> [Exercise prompt] Copy every line in the records below that contains the word "Contacts".

[Dataset records]
-=-=-=-=-

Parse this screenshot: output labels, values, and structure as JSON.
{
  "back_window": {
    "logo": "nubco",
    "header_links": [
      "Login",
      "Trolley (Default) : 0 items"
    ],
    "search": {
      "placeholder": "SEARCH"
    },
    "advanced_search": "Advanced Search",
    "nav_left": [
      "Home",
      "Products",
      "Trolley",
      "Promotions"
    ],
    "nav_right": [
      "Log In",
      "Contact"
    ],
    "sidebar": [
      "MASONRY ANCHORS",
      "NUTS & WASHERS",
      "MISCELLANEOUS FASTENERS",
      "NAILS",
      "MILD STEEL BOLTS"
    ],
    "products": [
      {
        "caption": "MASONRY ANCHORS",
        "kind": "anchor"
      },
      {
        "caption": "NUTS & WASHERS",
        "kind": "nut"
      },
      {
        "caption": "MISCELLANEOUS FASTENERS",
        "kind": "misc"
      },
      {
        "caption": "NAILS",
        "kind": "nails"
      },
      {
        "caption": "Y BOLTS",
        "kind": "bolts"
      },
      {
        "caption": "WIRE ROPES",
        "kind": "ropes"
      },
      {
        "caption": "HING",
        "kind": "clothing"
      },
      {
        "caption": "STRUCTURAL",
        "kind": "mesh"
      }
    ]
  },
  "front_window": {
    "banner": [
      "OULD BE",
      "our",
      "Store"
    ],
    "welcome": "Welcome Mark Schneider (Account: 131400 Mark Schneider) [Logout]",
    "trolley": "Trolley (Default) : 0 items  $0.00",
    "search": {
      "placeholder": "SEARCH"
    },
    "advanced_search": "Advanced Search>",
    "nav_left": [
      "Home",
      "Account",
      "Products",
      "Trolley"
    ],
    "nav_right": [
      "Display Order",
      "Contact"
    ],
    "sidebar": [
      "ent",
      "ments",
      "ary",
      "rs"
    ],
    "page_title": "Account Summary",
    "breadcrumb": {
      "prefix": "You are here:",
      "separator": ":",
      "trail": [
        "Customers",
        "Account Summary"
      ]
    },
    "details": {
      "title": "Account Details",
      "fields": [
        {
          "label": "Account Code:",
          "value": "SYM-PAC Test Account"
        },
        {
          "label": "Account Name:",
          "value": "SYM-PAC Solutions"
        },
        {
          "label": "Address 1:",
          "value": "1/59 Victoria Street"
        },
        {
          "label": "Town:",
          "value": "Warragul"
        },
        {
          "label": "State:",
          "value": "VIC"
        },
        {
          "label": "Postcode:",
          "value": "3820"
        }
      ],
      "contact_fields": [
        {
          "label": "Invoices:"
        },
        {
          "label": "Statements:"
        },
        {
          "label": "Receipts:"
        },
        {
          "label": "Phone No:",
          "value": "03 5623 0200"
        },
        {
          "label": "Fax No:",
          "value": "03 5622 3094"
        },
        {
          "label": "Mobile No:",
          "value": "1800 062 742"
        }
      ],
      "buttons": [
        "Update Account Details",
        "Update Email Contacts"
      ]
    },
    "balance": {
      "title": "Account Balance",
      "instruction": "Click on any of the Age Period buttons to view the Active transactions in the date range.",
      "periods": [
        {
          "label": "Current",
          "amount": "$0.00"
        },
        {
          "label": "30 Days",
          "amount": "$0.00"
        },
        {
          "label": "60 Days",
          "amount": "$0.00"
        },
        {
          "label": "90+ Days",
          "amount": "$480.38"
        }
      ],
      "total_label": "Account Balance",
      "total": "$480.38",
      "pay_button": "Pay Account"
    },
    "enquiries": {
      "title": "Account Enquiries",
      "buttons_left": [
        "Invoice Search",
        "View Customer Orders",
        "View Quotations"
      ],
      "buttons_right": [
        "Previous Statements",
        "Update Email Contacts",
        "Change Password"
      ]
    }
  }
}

-=-=-=-=-

> [Result below]
        "Update Email Contacts"
        "Update Email Contacts",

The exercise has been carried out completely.